Excerpt from a dataset
----

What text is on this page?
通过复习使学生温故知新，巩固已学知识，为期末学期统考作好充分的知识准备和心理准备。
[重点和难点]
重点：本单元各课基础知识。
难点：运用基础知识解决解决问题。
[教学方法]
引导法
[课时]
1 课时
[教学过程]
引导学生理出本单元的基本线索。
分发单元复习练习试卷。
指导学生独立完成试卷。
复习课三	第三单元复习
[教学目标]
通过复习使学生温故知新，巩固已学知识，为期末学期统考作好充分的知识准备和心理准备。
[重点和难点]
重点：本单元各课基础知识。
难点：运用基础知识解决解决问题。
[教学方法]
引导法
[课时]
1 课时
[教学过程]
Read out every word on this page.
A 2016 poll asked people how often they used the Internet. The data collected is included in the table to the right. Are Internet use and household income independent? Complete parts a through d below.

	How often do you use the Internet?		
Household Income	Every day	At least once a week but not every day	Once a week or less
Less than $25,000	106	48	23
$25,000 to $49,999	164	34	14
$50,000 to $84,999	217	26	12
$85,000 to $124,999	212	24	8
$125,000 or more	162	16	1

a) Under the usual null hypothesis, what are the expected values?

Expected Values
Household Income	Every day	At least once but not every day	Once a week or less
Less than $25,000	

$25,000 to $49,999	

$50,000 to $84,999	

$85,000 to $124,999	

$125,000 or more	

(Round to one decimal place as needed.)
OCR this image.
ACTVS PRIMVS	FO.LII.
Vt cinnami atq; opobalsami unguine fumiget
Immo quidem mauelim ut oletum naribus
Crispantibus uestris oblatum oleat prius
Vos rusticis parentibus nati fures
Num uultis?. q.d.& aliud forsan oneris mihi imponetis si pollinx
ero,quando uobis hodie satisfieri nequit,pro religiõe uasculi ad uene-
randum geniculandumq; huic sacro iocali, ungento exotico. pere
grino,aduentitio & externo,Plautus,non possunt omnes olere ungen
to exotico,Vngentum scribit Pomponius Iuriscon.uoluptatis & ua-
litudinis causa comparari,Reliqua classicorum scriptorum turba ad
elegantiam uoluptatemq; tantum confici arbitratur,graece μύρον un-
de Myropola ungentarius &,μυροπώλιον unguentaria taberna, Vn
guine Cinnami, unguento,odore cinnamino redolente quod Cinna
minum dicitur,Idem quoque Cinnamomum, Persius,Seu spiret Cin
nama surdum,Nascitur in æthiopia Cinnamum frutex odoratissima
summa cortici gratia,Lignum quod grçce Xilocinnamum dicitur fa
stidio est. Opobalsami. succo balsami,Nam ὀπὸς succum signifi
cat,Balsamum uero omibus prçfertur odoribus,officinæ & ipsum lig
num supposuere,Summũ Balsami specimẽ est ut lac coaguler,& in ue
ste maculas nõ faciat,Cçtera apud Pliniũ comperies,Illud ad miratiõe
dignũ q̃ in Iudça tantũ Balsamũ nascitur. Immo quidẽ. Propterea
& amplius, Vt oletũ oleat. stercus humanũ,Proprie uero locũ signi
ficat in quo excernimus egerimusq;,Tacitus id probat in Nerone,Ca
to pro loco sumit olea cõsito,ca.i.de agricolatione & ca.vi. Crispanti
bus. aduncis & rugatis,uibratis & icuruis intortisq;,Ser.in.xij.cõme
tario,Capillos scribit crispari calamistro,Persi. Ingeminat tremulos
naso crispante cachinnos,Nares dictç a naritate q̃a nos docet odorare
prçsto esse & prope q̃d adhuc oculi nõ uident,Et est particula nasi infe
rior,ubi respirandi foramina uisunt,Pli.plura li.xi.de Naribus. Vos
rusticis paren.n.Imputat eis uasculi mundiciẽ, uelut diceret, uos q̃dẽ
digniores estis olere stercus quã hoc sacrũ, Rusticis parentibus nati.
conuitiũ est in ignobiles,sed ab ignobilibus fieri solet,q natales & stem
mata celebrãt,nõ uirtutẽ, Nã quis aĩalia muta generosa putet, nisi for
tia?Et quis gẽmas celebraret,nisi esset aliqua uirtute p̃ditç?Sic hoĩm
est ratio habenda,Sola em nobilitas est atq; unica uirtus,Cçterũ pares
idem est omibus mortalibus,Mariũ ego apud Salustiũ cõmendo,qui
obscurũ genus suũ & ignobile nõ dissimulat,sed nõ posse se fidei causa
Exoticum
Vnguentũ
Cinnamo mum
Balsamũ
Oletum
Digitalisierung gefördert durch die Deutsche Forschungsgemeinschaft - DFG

----

Directions:
Look for "Immo" and pull out every line that has it.

Output of the task:
Immo quidem mauelim ut oletum naribus
dignũ q̃ in Iudça tantũ Balsamũ nascitur. Immo quidẽ. Propterea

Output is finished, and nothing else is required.